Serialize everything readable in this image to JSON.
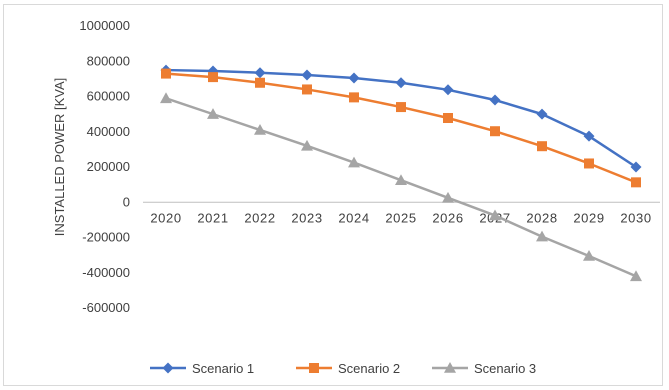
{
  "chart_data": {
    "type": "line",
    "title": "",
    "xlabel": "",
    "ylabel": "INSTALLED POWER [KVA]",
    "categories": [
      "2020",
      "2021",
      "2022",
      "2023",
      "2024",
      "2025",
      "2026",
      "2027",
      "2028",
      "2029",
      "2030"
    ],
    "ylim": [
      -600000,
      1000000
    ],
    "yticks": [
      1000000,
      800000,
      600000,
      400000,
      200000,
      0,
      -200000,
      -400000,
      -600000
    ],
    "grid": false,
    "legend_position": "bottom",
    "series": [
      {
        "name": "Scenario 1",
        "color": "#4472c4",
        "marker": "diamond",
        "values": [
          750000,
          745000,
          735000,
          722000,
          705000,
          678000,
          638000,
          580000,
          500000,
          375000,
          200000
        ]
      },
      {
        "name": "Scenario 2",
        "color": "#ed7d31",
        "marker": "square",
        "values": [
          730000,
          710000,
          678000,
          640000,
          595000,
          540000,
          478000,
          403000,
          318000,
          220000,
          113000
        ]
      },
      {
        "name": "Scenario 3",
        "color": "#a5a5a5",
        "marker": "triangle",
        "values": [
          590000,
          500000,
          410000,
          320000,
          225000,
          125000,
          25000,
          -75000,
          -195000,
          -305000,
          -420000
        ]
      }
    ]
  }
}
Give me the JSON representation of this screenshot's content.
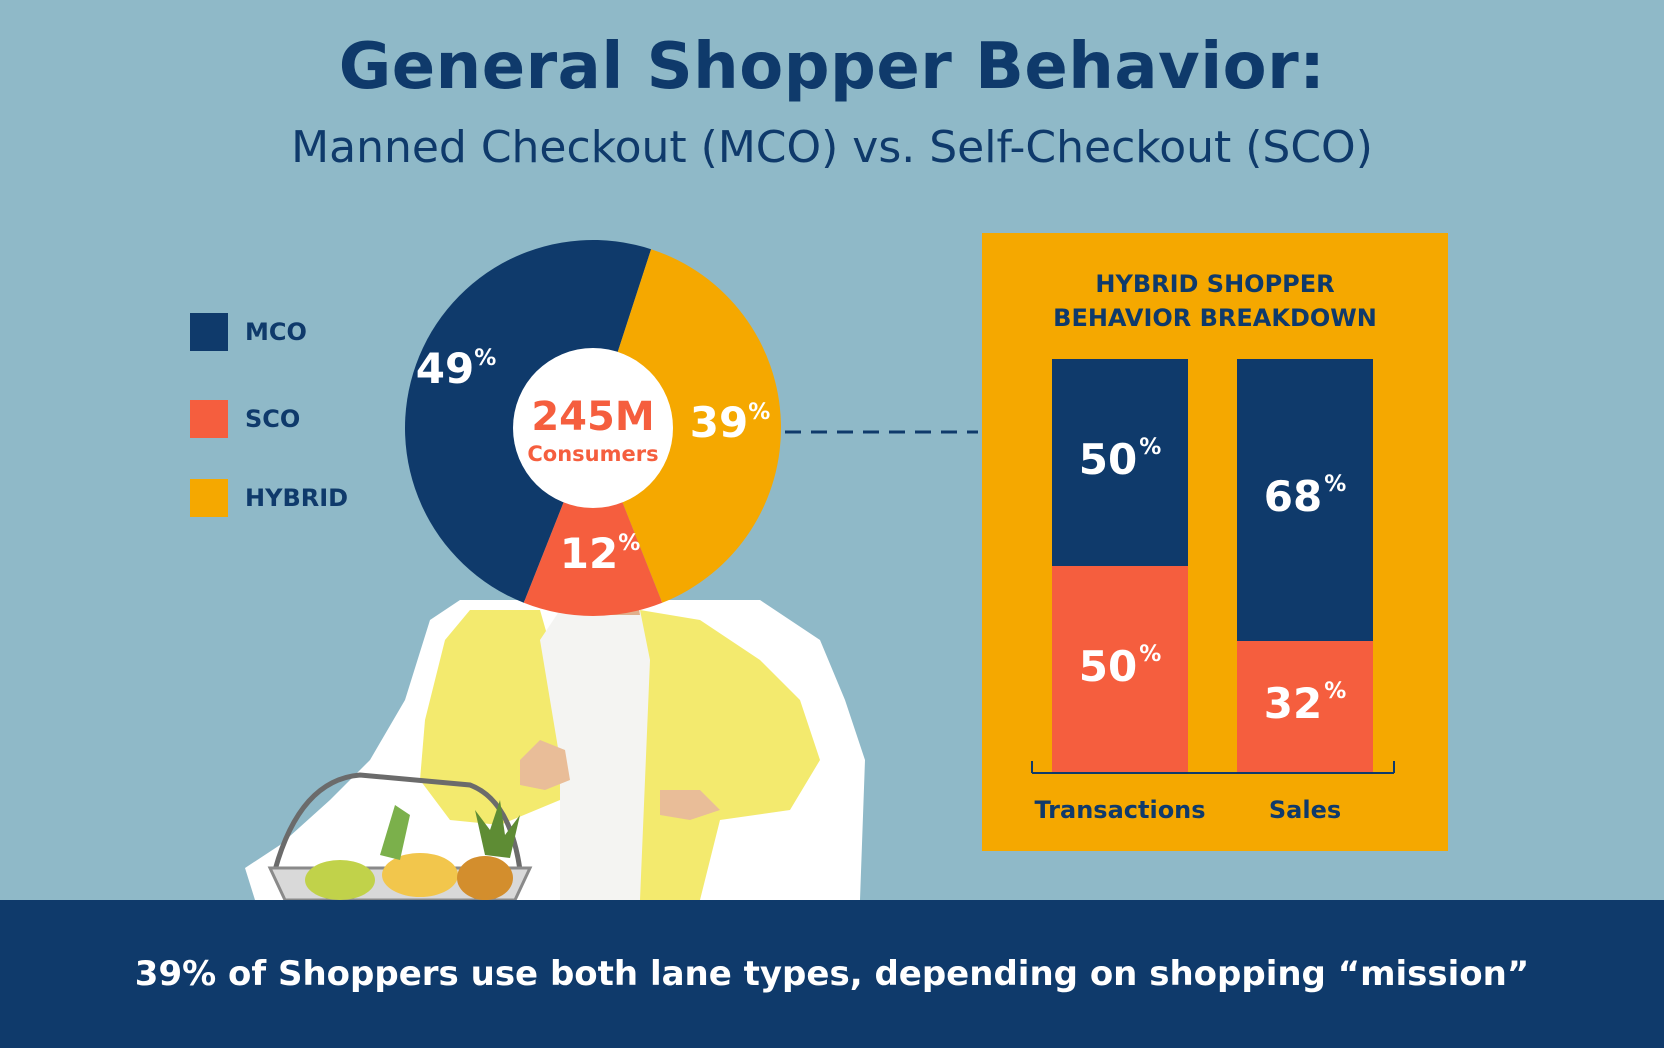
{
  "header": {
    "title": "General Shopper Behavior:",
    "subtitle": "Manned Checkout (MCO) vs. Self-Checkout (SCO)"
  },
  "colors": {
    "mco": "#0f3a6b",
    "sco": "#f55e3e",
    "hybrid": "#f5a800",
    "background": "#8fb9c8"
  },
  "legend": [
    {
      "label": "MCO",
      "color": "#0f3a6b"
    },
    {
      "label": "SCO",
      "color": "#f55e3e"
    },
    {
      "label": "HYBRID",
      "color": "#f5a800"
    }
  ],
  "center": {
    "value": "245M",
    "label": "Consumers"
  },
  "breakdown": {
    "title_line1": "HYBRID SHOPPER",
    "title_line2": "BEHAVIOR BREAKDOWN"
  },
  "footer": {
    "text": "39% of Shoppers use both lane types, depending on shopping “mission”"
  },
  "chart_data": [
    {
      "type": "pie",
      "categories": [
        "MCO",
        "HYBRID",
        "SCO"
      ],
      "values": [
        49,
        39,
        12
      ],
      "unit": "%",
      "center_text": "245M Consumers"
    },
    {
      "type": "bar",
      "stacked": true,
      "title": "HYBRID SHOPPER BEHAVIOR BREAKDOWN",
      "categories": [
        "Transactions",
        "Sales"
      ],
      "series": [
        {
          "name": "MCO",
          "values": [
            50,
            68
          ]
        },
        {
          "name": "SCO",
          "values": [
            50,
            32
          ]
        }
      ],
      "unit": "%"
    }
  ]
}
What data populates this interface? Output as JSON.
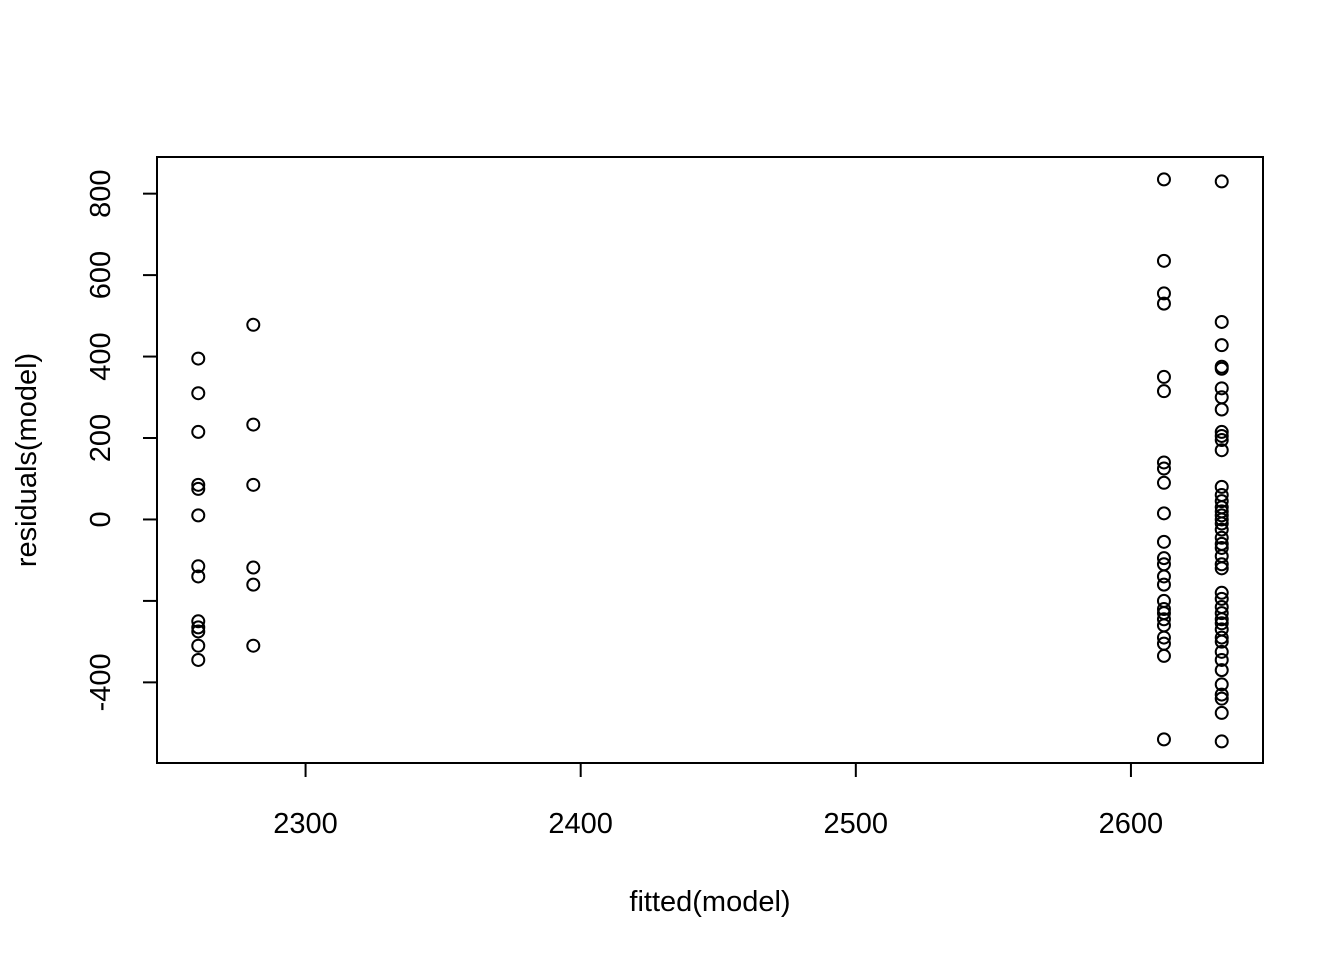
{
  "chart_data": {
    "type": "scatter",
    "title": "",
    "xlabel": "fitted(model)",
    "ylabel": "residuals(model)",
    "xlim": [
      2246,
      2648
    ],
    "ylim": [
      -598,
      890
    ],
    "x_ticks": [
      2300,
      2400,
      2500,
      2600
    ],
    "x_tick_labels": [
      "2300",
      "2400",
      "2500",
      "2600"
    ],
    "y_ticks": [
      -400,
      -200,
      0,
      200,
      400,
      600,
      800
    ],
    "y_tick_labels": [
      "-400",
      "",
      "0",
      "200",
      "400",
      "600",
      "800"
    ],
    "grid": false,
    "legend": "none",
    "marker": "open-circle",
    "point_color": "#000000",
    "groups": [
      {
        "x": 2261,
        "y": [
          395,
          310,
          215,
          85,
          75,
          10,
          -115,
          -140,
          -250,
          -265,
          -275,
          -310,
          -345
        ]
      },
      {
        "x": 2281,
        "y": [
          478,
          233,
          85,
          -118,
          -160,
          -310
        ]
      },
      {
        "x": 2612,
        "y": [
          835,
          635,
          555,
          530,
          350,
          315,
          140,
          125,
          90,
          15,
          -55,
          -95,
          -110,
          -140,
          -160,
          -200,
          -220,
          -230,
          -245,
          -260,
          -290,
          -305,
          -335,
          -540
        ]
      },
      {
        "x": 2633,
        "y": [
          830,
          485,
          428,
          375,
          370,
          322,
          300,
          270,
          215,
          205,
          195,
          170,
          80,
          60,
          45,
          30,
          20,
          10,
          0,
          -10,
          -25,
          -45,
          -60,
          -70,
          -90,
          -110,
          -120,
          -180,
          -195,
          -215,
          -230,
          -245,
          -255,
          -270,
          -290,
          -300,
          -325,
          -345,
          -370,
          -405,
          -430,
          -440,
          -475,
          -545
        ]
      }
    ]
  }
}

○ ○ ○ ○

### WHAT YOU HAVE TO DO
Restate the listing above word for word, and skip the pictures.

### SOLUTION TO THE EXERCISE
Serialize everything readable in this image to JSON.
{
  "chart_data": {
    "type": "line",
    "title": "",
    "xlabel": "",
    "ylabel": "INSTALLED POWER [KVA]",
    "categories": [
      "2020",
      "2021",
      "2022",
      "2023",
      "2024",
      "2025",
      "2026",
      "2027",
      "2028",
      "2029",
      "2030"
    ],
    "ylim": [
      -600000,
      1000000
    ],
    "yticks": [
      1000000,
      800000,
      600000,
      400000,
      200000,
      0,
      -200000,
      -400000,
      -600000
    ],
    "grid": false,
    "legend_position": "bottom",
    "series": [
      {
        "name": "Scenario 1",
        "color": "#4472c4",
        "marker": "diamond",
        "values": [
          750000,
          745000,
          735000,
          722000,
          705000,
          678000,
          638000,
          580000,
          500000,
          375000,
          200000
        ]
      },
      {
        "name": "Scenario 2",
        "color": "#ed7d31",
        "marker": "square",
        "values": [
          730000,
          710000,
          678000,
          640000,
          595000,
          540000,
          478000,
          403000,
          318000,
          220000,
          113000
        ]
      },
      {
        "name": "Scenario 3",
        "color": "#a5a5a5",
        "marker": "triangle",
        "values": [
          590000,
          500000,
          410000,
          320000,
          225000,
          125000,
          25000,
          -75000,
          -195000,
          -305000,
          -420000
        ]
      }
    ]
  }
}
Give me the JSON representation of this screenshot's content.
{
  "header": {
    "title": "General Shopper Behavior:",
    "subtitle": "Manned Checkout (MCO) vs. Self-Checkout (SCO)"
  },
  "colors": {
    "mco": "#0f3a6b",
    "sco": "#f55e3e",
    "hybrid": "#f5a800",
    "background": "#8fb9c8"
  },
  "legend": [
    {
      "label": "MCO",
      "color": "#0f3a6b"
    },
    {
      "label": "SCO",
      "color": "#f55e3e"
    },
    {
      "label": "HYBRID",
      "color": "#f5a800"
    }
  ],
  "center": {
    "value": "245M",
    "label": "Consumers"
  },
  "breakdown": {
    "title_line1": "HYBRID SHOPPER",
    "title_line2": "BEHAVIOR BREAKDOWN"
  },
  "footer": {
    "text": "39% of Shoppers use both lane types, depending on shopping “mission”"
  },
  "chart_data": [
    {
      "type": "pie",
      "categories": [
        "MCO",
        "HYBRID",
        "SCO"
      ],
      "values": [
        49,
        39,
        12
      ],
      "unit": "%",
      "center_text": "245M Consumers"
    },
    {
      "type": "bar",
      "stacked": true,
      "title": "HYBRID SHOPPER BEHAVIOR BREAKDOWN",
      "categories": [
        "Transactions",
        "Sales"
      ],
      "series": [
        {
          "name": "MCO",
          "values": [
            50,
            68
          ]
        },
        {
          "name": "SCO",
          "values": [
            50,
            32
          ]
        }
      ],
      "unit": "%"
    }
  ]
}
What data populates this interface? Output as JSON.
{
  "chart_data": {
    "type": "scatter",
    "title": "",
    "xlabel": "fitted(model)",
    "ylabel": "residuals(model)",
    "xlim": [
      2246,
      2648
    ],
    "ylim": [
      -598,
      890
    ],
    "x_ticks": [
      2300,
      2400,
      2500,
      2600
    ],
    "x_tick_labels": [
      "2300",
      "2400",
      "2500",
      "2600"
    ],
    "y_ticks": [
      -400,
      -200,
      0,
      200,
      400,
      600,
      800
    ],
    "y_tick_labels": [
      "-400",
      "",
      "0",
      "200",
      "400",
      "600",
      "800"
    ],
    "grid": false,
    "legend": "none",
    "marker": "open-circle",
    "point_color": "#000000",
    "groups": [
      {
        "x": 2261,
        "y": [
          395,
          310,
          215,
          85,
          75,
          10,
          -115,
          -140,
          -250,
          -265,
          -275,
          -310,
          -345
        ]
      },
      {
        "x": 2281,
        "y": [
          478,
          233,
          85,
          -118,
          -160,
          -310
        ]
      },
      {
        "x": 2612,
        "y": [
          835,
          635,
          555,
          530,
          350,
          315,
          140,
          125,
          90,
          15,
          -55,
          -95,
          -110,
          -140,
          -160,
          -200,
          -220,
          -230,
          -245,
          -260,
          -290,
          -305,
          -335,
          -540
        ]
      },
      {
        "x": 2633,
        "y": [
          830,
          485,
          428,
          375,
          370,
          322,
          300,
          270,
          215,
          205,
          195,
          170,
          80,
          60,
          45,
          30,
          20,
          10,
          0,
          -10,
          -25,
          -45,
          -60,
          -70,
          -90,
          -110,
          -120,
          -180,
          -195,
          -215,
          -230,
          -245,
          -255,
          -270,
          -290,
          -300,
          -325,
          -345,
          -370,
          -405,
          -430,
          -440,
          -475,
          -545
        ]
      }
    ]
  }
}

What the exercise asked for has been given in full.